__WRITTEN EXERCISE__
Repeat every record below exactly, leaving out the pictures.

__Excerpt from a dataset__
++++++

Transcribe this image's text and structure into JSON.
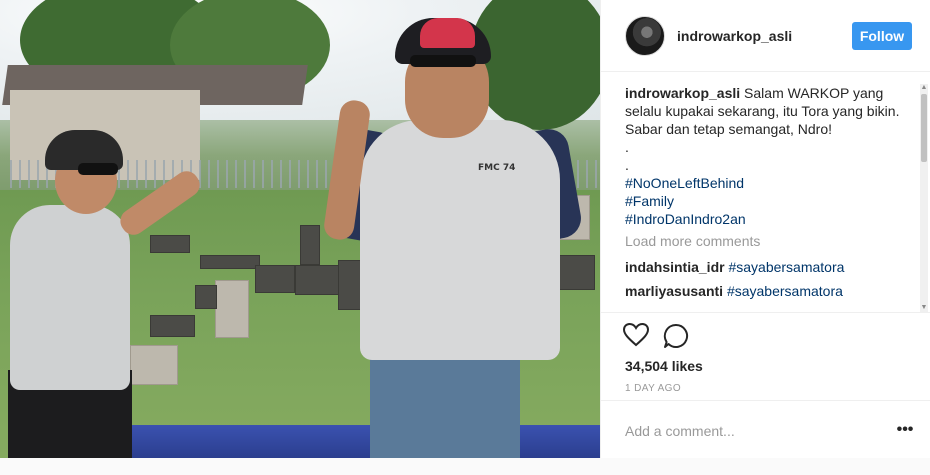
{
  "post": {
    "image_alt": "Two men laughing in a cemetery",
    "shirt_logo": "FMC 74"
  },
  "header": {
    "username": "indrowarkop_asli",
    "follow_label": "Follow",
    "follow_color": "#3897f0"
  },
  "caption": {
    "username": "indrowarkop_asli",
    "lines": [
      "Salam WARKOP yang",
      "selalu kupakai sekarang, itu Tora yang bikin.",
      "Sabar dan tetap semangat, Ndro!",
      ".",
      "."
    ],
    "hashtags": [
      "#NoOneLeftBehind",
      "#Family",
      "#IndroDanIndro2an"
    ]
  },
  "load_more_label": "Load more comments",
  "comments": [
    {
      "username": "indahsintia_idr",
      "text": "#sayabersamatora"
    },
    {
      "username": "marliyasusanti",
      "text": "#sayabersamatora"
    }
  ],
  "actions": {
    "like_icon": "heart-icon",
    "comment_icon": "comment-bubble-icon"
  },
  "likes_label": "34,504 likes",
  "date_label": "1 DAY AGO",
  "add_comment": {
    "placeholder": "Add a comment..."
  },
  "more_label": "•••"
}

++++++

__FINAL RESULT__
Transcribe this image's text and structure into JSON.
{
  "post": {
    "image_alt": "Two men laughing in a cemetery",
    "shirt_logo": "FMC 74"
  },
  "header": {
    "username": "indrowarkop_asli",
    "follow_label": "Follow",
    "follow_color": "#3897f0"
  },
  "caption": {
    "username": "indrowarkop_asli",
    "lines": [
      "Salam WARKOP yang",
      "selalu kupakai sekarang, itu Tora yang bikin.",
      "Sabar dan tetap semangat, Ndro!",
      ".",
      "."
    ],
    "hashtags": [
      "#NoOneLeftBehind",
      "#Family",
      "#IndroDanIndro2an"
    ]
  },
  "load_more_label": "Load more comments",
  "comments": [
    {
      "username": "indahsintia_idr",
      "text": "#sayabersamatora"
    },
    {
      "username": "marliyasusanti",
      "text": "#sayabersamatora"
    }
  ],
  "actions": {
    "like_icon": "heart-icon",
    "comment_icon": "comment-bubble-icon"
  },
  "likes_label": "34,504 likes",
  "date_label": "1 DAY AGO",
  "add_comment": {
    "placeholder": "Add a comment..."
  },
  "more_label": "•••"
}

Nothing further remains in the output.